_Exercise:_
Copy out every line in the entries below that includes "this".

_Stored records:_
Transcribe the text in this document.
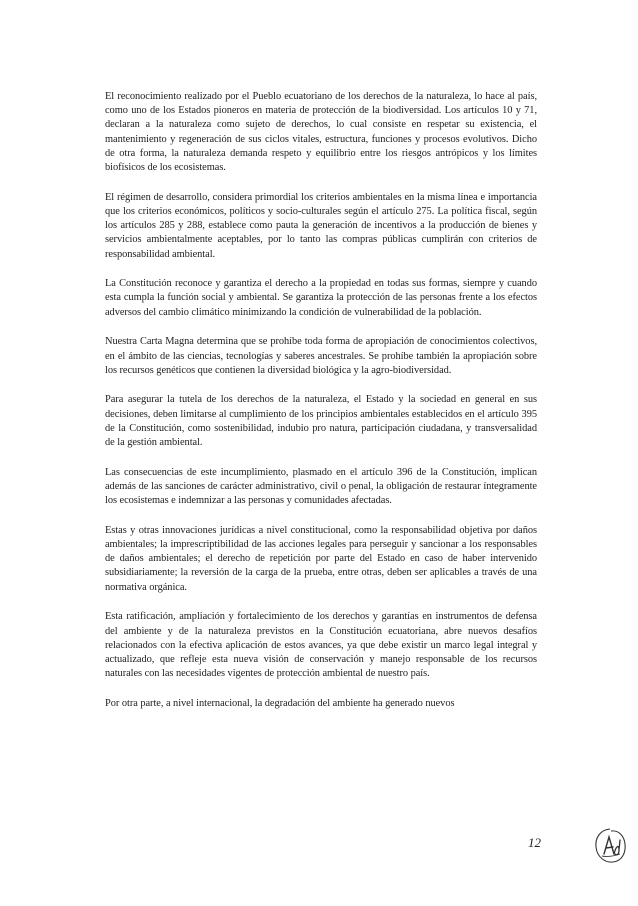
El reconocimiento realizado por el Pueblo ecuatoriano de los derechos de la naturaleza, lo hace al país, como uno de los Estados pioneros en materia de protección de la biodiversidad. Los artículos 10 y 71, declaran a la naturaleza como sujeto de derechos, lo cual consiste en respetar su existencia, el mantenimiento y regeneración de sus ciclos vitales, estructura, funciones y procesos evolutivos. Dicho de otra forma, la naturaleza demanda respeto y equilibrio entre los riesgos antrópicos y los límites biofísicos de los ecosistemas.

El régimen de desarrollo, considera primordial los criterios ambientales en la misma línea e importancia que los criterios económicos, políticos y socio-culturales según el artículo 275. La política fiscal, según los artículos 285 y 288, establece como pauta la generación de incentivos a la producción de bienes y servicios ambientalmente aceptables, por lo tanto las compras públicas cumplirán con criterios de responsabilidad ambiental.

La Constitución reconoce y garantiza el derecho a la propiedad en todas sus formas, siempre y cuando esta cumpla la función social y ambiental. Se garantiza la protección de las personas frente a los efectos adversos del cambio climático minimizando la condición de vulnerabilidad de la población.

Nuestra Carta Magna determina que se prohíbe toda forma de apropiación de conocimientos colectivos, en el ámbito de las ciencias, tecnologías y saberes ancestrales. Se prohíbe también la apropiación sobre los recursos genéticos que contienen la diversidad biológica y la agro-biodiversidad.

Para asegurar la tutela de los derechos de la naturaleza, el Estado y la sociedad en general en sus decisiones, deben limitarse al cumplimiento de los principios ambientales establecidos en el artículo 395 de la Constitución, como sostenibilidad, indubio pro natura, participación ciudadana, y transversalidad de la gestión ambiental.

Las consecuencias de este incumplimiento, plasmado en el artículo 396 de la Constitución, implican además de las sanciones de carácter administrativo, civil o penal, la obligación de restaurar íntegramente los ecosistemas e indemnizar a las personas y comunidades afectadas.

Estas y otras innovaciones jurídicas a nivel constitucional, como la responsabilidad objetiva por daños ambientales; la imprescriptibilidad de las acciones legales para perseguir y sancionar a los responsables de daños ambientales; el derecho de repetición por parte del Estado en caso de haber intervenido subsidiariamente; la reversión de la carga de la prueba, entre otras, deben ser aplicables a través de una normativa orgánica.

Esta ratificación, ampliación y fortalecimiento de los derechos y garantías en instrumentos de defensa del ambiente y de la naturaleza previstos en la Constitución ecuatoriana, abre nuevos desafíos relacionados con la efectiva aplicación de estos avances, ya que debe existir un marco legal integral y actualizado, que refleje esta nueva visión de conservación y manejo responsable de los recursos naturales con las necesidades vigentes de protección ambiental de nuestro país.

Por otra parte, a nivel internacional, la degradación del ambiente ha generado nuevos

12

---

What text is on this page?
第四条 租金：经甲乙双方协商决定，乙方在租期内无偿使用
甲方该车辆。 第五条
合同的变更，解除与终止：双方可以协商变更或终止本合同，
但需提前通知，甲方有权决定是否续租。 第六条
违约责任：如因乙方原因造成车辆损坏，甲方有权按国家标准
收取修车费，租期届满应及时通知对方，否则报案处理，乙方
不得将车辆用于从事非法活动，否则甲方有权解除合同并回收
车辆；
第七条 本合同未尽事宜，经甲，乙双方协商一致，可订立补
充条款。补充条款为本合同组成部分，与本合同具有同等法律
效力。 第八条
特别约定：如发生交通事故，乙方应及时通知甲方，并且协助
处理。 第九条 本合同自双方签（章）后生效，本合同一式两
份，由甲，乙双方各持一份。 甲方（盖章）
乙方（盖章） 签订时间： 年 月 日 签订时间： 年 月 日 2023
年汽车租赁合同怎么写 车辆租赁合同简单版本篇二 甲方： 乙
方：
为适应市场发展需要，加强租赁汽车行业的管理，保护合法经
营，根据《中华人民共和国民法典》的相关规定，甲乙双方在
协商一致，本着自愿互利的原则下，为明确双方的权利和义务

_Written solution:_
Transcribe the text in this document.
What text is on this page?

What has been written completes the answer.